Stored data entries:

## START

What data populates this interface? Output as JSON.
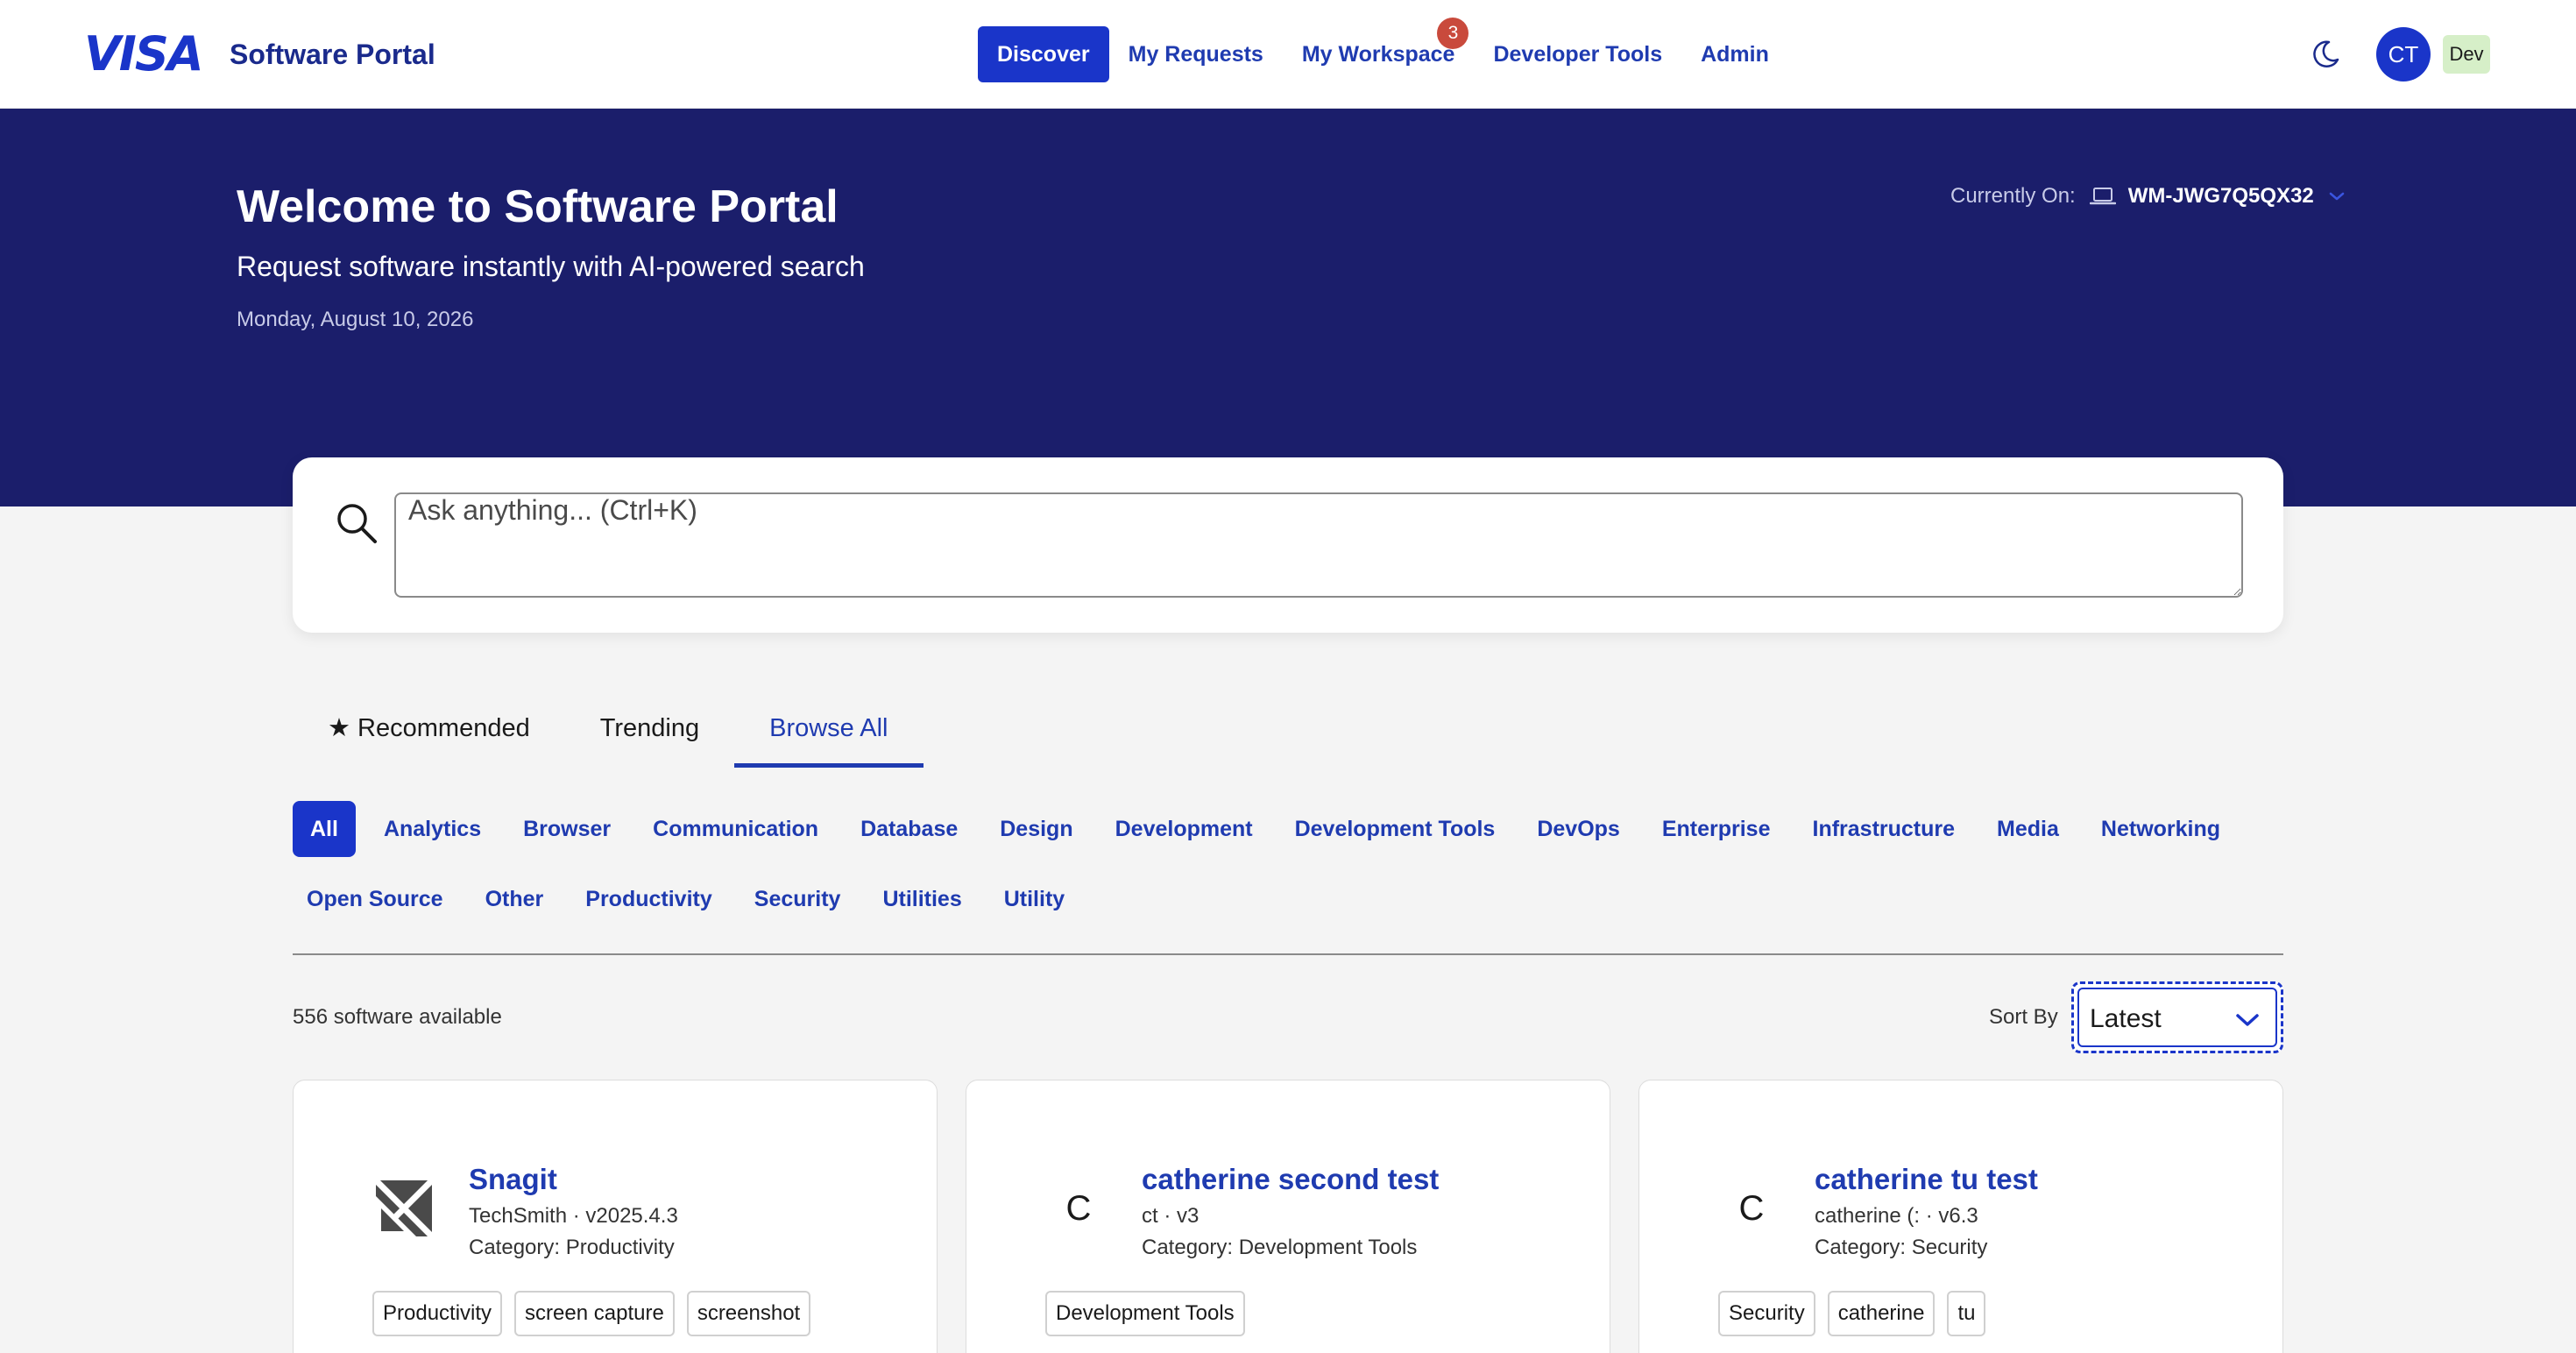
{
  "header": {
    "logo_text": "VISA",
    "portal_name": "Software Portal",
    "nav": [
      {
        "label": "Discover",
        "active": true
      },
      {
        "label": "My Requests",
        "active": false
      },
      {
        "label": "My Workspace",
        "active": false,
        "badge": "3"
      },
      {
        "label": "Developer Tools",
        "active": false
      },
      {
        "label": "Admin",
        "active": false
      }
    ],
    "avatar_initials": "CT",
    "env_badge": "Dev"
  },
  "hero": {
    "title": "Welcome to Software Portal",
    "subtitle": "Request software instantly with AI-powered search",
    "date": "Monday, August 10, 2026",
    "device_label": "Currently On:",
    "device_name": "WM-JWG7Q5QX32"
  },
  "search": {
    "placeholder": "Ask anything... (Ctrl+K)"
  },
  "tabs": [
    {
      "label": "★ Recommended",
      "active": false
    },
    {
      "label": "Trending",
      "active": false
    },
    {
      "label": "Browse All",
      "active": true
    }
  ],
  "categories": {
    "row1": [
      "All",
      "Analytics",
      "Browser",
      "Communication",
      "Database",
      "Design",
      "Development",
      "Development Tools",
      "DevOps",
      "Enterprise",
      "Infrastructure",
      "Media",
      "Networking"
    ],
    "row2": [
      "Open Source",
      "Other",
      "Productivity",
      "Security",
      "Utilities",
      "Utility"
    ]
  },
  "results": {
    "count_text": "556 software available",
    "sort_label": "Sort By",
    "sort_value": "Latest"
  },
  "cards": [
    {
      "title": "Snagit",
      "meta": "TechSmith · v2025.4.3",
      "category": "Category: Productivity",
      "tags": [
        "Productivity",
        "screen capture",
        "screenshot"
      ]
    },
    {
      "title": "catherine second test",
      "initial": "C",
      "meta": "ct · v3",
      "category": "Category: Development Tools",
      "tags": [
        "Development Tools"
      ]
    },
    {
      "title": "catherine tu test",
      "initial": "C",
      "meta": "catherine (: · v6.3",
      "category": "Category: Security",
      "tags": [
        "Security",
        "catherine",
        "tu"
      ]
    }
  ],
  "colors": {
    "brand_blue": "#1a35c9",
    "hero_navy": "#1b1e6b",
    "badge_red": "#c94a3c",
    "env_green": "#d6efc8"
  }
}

## END
## START

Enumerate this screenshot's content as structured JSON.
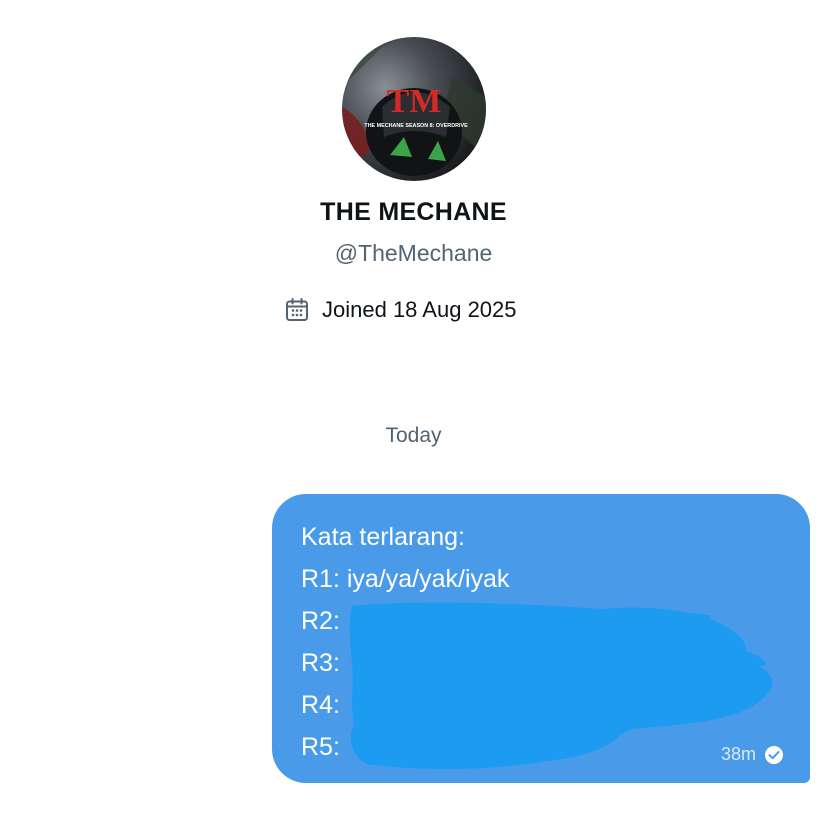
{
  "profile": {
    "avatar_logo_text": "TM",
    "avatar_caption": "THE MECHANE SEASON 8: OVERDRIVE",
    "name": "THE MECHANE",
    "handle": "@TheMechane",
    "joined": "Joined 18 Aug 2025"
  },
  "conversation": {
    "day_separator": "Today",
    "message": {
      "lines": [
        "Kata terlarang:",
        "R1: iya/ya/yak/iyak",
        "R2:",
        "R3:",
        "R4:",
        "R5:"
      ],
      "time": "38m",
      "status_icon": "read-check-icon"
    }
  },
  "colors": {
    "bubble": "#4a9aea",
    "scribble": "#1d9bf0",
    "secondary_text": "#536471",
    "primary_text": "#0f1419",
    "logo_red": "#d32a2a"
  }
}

## END

EXERCISE TASK >> Select from the material above each line in which the string "search" appears, and list those lines.

COMPLETED TASK >>
    "subtitle": "Request software instantly with AI-powered search",
  "search": {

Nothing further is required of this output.